• EXERCISE AIM:
Pick up the blog post below about CBC's overnight radio programming and continue it from the point where it stops.

Saturday, November 14, 2009

And Bless You More, Bobby Orr!

From the category of I-told-you-so's: The Bobby Orr was in the Grouse's current smelly domicile. i.e. Prince George, BC, this week as part of the local version of the Chevy Safe and Fun hockey camps. Naturally the presence of one of Canada's most deservedly famous sports celebrities led our daily garbage liner's reporter down to the coliseum for an interview, during which the question was popped: who is the greatest hockey player of all time?

"Orr takes little time in answering...--and it's not Gretzky, Beliveau or Lemieux. 'Gordie,' Orr answers with no hesitation...He could do everything."

Hey: who you gonna believe?

Friday, November 13, 2009

Bless You, Cathy Haag!

I am pleased to announce to the night-shifters, sleepless, early risers and the like that CBC has at long last trashed its long-irritating overnight programming, something which I had badgered them about for years (although I am not delusional enough to think they were paying me much attention). For those readers so fortunate as to spend the time between midnight and 5 am in the tender arms of Morpheus, you will have the added good fortune to have had, I presume, minimal if any knowledge of the indigestible smorgasbord our national broadcaster had been dishing out nightly.

The "feast" so to speak, began not too badly, in fact, with an hour long and often quite entertainingly newsy show from Radio Netherland. Thereafter, came Radio Sweden for a half hour, often featuring some deservedly unknown Swedish pop music. Then a taste of the BBC, a program called Outlook which now is sensibly at a better time on the new CBC Overnight. Thereafter half hour blurts followed one after another. For a while the absolutely dreadful Russian show, often an apologia for Putin's latest violations, would ensue; a ho-hum Czech or Romanian newscast that would probably not even interest its own nationals, and then in the darkest hour before dawn, we would be set up by a reasonable 30 minute piece from Germany followed by what was the crown jewel of dreadfullness that CBC Overnight would spring on the early-risers or utter insomniacs, Radio Polonia.

Canadians may have some sympathy to the mentality of Poland which like ourselves resides next to famous or, if you prefer infamous giant world powers. Always living in that shadow can lead to a collective inferiority complex and, springing from that motivation no doubt, Radio Polonia devoted almost every show to hyperbolic claims for the superiority of all things Polish - some backwater that produced the indisputably best pigfoot pies in the world or the "little known fact" (as Cheers's Cliffie used to say) that Einstein's theory of relativity had already been articulated though never written down by a late 19th century dockworker from Gdansk. It was truly the most dreadful programming I have heard on CBC or anywhere else.

Not one to leave such transgressions alone, some time ago I Googled up CBC Overnight and encountered the veritable last straw pushing me to abandon my characteristic reserve and register objections: There for all to see -- and none to readily dispute -- was the preposterous claim "CBC RADIO OVERNIGHT has become a huge success among listeners."

• RECORD EXTRACTS:
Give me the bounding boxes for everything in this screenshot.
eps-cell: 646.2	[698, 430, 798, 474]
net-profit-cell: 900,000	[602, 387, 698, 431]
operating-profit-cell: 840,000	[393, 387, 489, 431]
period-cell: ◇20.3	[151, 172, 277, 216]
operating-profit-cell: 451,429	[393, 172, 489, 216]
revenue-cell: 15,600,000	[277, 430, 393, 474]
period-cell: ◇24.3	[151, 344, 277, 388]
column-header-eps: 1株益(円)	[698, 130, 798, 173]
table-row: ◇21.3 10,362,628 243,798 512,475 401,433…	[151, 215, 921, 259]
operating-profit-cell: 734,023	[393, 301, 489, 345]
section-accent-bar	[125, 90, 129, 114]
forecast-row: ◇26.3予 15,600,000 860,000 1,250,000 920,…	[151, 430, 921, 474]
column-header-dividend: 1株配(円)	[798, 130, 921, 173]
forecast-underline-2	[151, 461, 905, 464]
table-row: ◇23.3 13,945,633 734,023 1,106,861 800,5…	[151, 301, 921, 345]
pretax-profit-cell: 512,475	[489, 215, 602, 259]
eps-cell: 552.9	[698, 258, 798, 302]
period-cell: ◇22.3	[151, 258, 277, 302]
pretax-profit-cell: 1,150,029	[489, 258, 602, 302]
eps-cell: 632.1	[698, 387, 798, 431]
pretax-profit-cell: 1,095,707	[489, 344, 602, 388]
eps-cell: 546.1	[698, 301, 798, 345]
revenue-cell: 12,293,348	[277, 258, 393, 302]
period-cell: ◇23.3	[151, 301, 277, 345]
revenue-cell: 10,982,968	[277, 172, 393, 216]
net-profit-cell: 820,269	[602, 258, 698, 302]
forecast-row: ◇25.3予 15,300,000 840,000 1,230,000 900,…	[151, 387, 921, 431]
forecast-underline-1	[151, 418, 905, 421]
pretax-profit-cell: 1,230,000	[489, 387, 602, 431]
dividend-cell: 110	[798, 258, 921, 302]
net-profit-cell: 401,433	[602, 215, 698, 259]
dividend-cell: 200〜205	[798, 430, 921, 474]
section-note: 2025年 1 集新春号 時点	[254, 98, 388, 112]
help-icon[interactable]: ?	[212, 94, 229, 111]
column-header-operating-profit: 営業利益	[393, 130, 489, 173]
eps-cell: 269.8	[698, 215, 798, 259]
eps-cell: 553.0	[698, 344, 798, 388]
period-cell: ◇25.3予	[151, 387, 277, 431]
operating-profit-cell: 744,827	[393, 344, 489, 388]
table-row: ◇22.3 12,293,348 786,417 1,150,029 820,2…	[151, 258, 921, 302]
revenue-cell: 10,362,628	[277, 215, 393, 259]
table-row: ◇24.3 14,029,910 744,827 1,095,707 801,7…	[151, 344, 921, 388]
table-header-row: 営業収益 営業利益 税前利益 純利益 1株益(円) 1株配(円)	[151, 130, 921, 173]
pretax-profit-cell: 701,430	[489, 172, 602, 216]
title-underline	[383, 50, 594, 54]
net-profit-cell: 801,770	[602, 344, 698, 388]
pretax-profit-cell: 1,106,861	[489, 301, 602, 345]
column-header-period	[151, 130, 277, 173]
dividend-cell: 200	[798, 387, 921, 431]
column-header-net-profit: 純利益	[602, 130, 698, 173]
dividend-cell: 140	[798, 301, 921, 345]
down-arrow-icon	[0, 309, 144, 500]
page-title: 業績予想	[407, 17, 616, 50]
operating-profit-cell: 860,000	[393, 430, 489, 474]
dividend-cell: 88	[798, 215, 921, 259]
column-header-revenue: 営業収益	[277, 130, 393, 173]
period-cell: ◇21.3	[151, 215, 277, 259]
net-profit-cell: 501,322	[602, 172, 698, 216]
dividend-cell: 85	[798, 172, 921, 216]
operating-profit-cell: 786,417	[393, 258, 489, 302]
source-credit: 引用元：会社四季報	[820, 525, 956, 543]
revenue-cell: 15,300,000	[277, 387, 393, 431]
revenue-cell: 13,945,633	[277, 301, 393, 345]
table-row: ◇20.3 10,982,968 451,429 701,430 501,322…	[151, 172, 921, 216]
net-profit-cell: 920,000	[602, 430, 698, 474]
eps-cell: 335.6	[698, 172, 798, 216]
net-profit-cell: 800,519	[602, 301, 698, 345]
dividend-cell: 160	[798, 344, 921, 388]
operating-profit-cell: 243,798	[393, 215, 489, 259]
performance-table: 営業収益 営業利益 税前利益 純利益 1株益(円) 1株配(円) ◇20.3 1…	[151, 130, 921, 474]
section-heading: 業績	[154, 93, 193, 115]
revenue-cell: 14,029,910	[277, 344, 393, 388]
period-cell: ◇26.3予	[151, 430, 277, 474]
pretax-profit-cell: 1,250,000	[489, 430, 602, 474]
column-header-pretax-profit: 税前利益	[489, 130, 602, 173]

• THE RESPONSE:
Huh? By what measure? And, more importantly, in comparison to what alternatives that the sleepless have such as listening to the wavering signal from a Los Angeles sports call-in show or a Wichita evangelist?

Now, I should say that writing and bitching to the CBC about anything - I do mean anything - evokes almost as surely as summer follows spring a boiler-plate response along these lines: "Dear Mr. Dale - Thank you for your interest in (name of program). We are always glad to hear from our listeners. We appreciate your concern about (slight paraphrasing of whatever I complained of). However, you should know that we get just as many listeners who like (whatever the hell I took umbrage at)... This happens so often that I now include in my initial crank letters a preemptive warning that I am not interested in hearing the standard insubstantial and un-substantiatable drivel about all the people who have spontaneously written countervailing feedback.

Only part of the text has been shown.